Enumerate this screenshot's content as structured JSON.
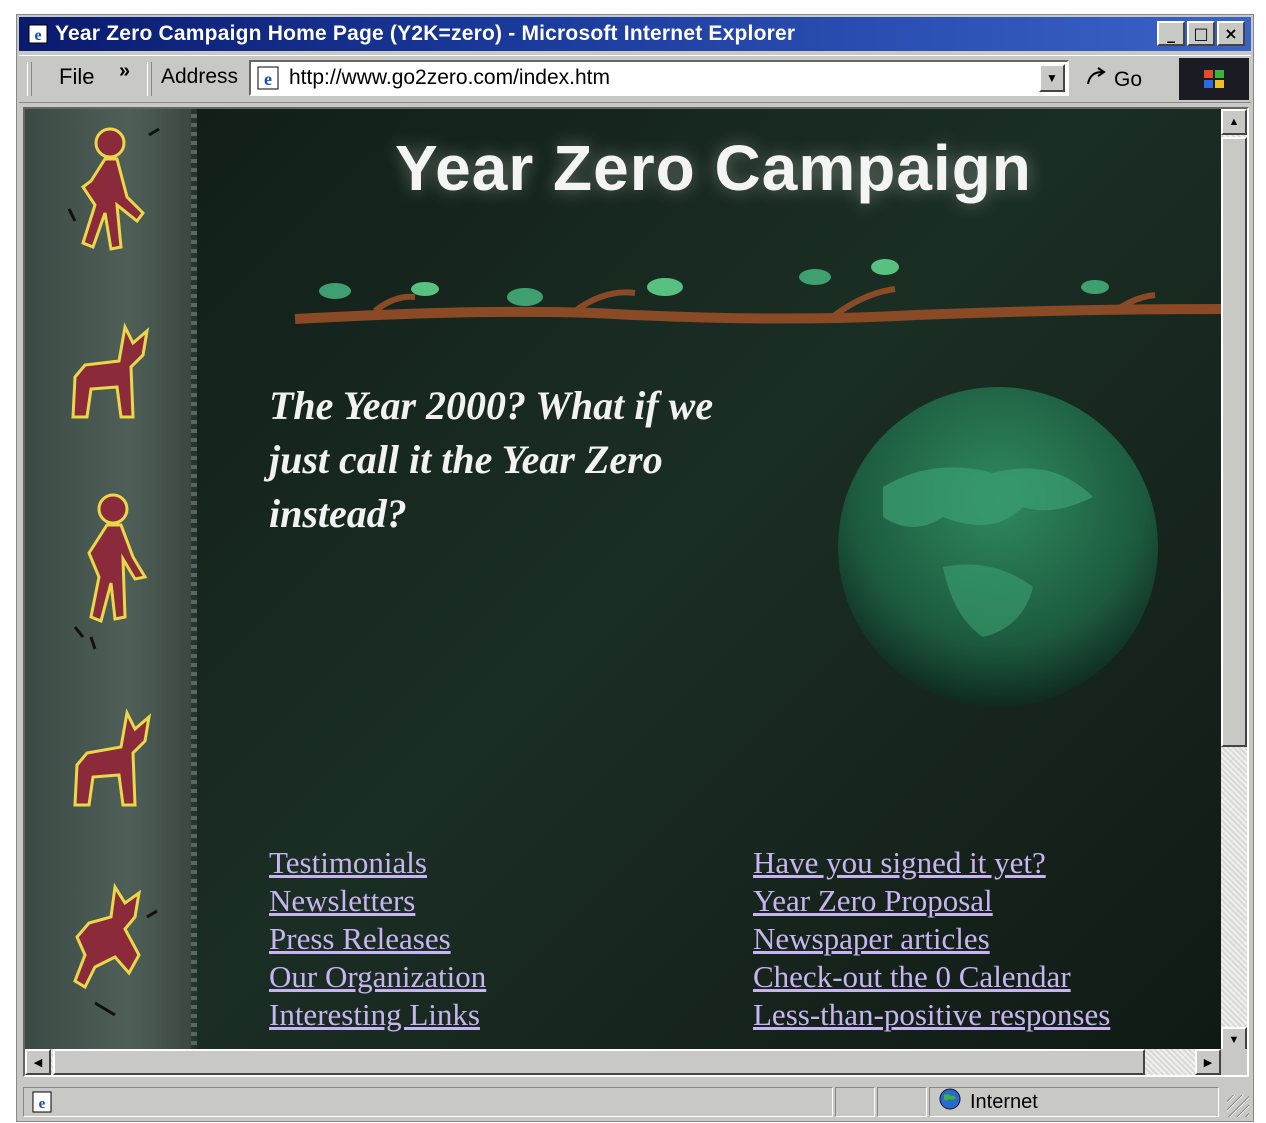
{
  "window": {
    "title": "Year Zero Campaign Home Page (Y2K=zero) - Microsoft Internet Explorer",
    "controls": {
      "minimize": "_",
      "maximize": "□",
      "close": "×"
    }
  },
  "toolbar": {
    "file_menu": "File",
    "more": "»",
    "address_label": "Address",
    "url": "http://www.go2zero.com/index.htm",
    "go_label": "Go"
  },
  "page": {
    "headline": "Year Zero Campaign",
    "tagline": "The Year 2000? What if we just call it the Year Zero instead?",
    "links_left": [
      "Testimonials",
      "Newsletters",
      "Press Releases",
      "Our Organization",
      "Interesting Links"
    ],
    "links_right": [
      "Have you signed it yet?",
      "Year Zero Proposal",
      "Newspaper articles",
      "Check-out the 0 Calendar",
      "Less-than-positive responses"
    ],
    "link_color": "#c8b4f0",
    "background_color": "#14221a"
  },
  "status": {
    "zone": "Internet"
  },
  "icons": [
    "ie-page-icon",
    "go-arrow-icon",
    "windows-logo-icon",
    "globe-icon",
    "scroll-up-icon",
    "scroll-down-icon",
    "scroll-left-icon",
    "scroll-right-icon"
  ]
}
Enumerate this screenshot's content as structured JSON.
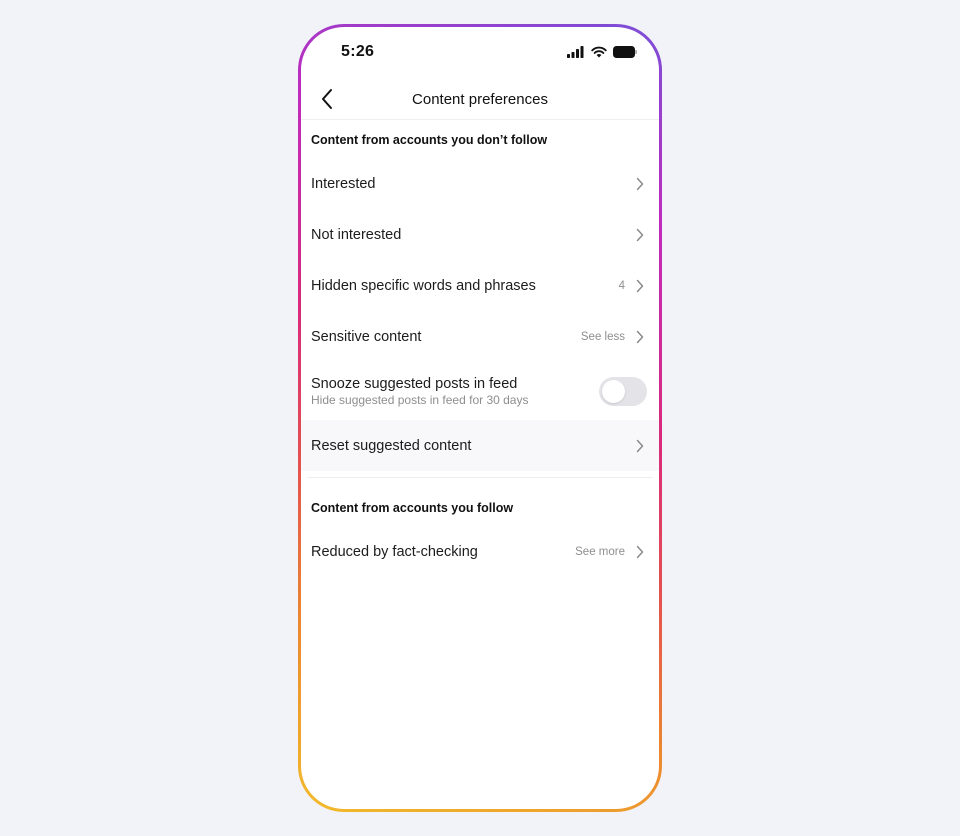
{
  "status_bar": {
    "time": "5:26",
    "icons": [
      "signal-icon",
      "wifi-icon",
      "battery-icon"
    ]
  },
  "header": {
    "back_icon": "chevron-left-icon",
    "title": "Content preferences"
  },
  "sections": [
    {
      "title": "Content from accounts you don’t follow",
      "rows": [
        {
          "label": "Interested",
          "value": ""
        },
        {
          "label": "Not interested",
          "value": ""
        },
        {
          "label": "Hidden specific words and phrases",
          "value": "4"
        },
        {
          "label": "Sensitive content",
          "value": "See less"
        }
      ],
      "toggle_row": {
        "label": "Snooze suggested posts in feed",
        "sublabel": "Hide suggested posts in feed for 30 days",
        "on": false
      },
      "reset_row": {
        "label": "Reset suggested content",
        "value": ""
      }
    },
    {
      "title": "Content from accounts you follow",
      "rows": [
        {
          "label": "Reduced by fact-checking",
          "value": "See more"
        }
      ]
    }
  ],
  "colors": {
    "background": "#f1f3f8",
    "frame_gradient": [
      "#7b4fd8",
      "#c02abd",
      "#d92a7c",
      "#e4514f",
      "#ec8a2f",
      "#f2bb2a"
    ],
    "toggle_off": "#e4e4e8"
  }
}
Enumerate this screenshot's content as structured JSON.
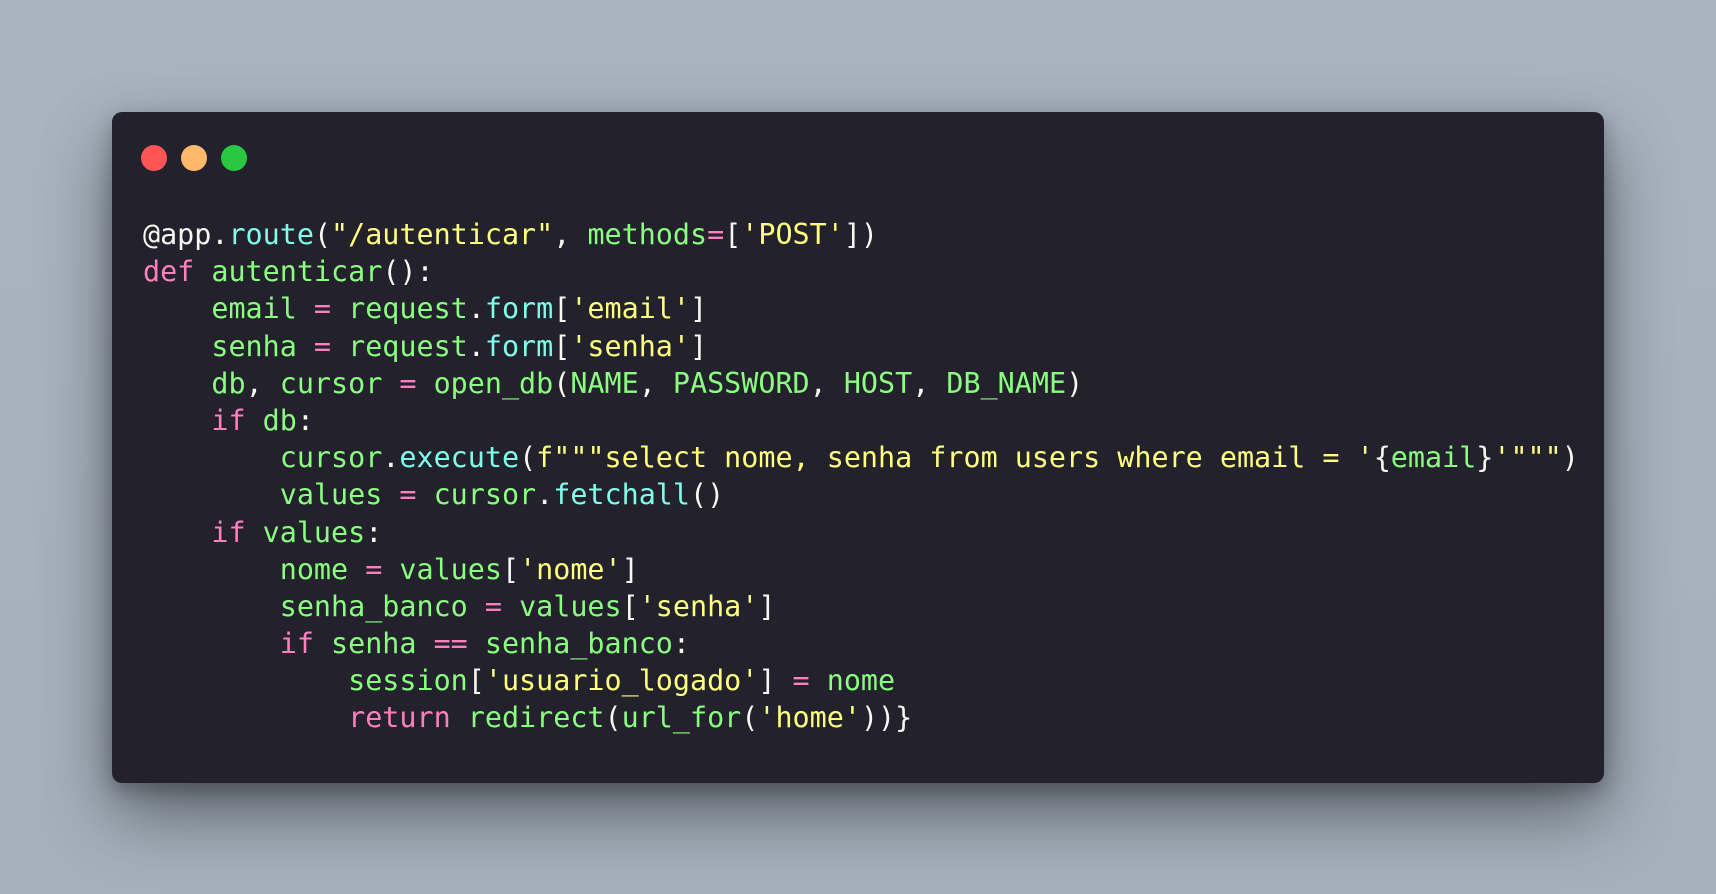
________________
● **WHAT IS EXPECTED**: Keep the pictures out of the copy and return the rest of the data above exactly.

● **RESULT OF THE TASK**:
Enumerate this screenshot's content as structured JSON.
{
  "window": {
    "title": "Year Zero Campaign Home Page (Y2K=zero) - Microsoft Internet Explorer",
    "controls": {
      "minimize": "_",
      "maximize": "□",
      "close": "×"
    }
  },
  "toolbar": {
    "file_menu": "File",
    "more": "»",
    "address_label": "Address",
    "url": "http://www.go2zero.com/index.htm",
    "go_label": "Go"
  },
  "page": {
    "headline": "Year Zero Campaign",
    "tagline": "The Year 2000? What if we just call it the Year Zero instead?",
    "links_left": [
      "Testimonials",
      "Newsletters",
      "Press Releases",
      "Our Organization",
      "Interesting Links"
    ],
    "links_right": [
      "Have you signed it yet?",
      "Year Zero Proposal",
      "Newspaper articles",
      "Check-out the 0 Calendar",
      "Less-than-positive responses"
    ],
    "link_color": "#c8b4f0",
    "background_color": "#14221a"
  },
  "status": {
    "zone": "Internet"
  },
  "icons": [
    "ie-page-icon",
    "go-arrow-icon",
    "windows-logo-icon",
    "globe-icon",
    "scroll-up-icon",
    "scroll-down-icon",
    "scroll-left-icon",
    "scroll-right-icon"
  ]
}
Enumerate this screenshot's content as structured JSON.
{
  "status_bar": {
    "time": "5:26",
    "icons": [
      "signal-icon",
      "wifi-icon",
      "battery-icon"
    ]
  },
  "header": {
    "back_icon": "chevron-left-icon",
    "title": "Content preferences"
  },
  "sections": [
    {
      "title": "Content from accounts you don’t follow",
      "rows": [
        {
          "label": "Interested",
          "value": ""
        },
        {
          "label": "Not interested",
          "value": ""
        },
        {
          "label": "Hidden specific words and phrases",
          "value": "4"
        },
        {
          "label": "Sensitive content",
          "value": "See less"
        }
      ],
      "toggle_row": {
        "label": "Snooze suggested posts in feed",
        "sublabel": "Hide suggested posts in feed for 30 days",
        "on": false
      },
      "reset_row": {
        "label": "Reset suggested content",
        "value": ""
      }
    },
    {
      "title": "Content from accounts you follow",
      "rows": [
        {
          "label": "Reduced by fact-checking",
          "value": "See more"
        }
      ]
    }
  ],
  "colors": {
    "background": "#f1f3f8",
    "frame_gradient": [
      "#7b4fd8",
      "#c02abd",
      "#d92a7c",
      "#e4514f",
      "#ec8a2f",
      "#f2bb2a"
    ],
    "toggle_off": "#e4e4e8"
  }
}
Enumerate this screenshot's content as structured JSON.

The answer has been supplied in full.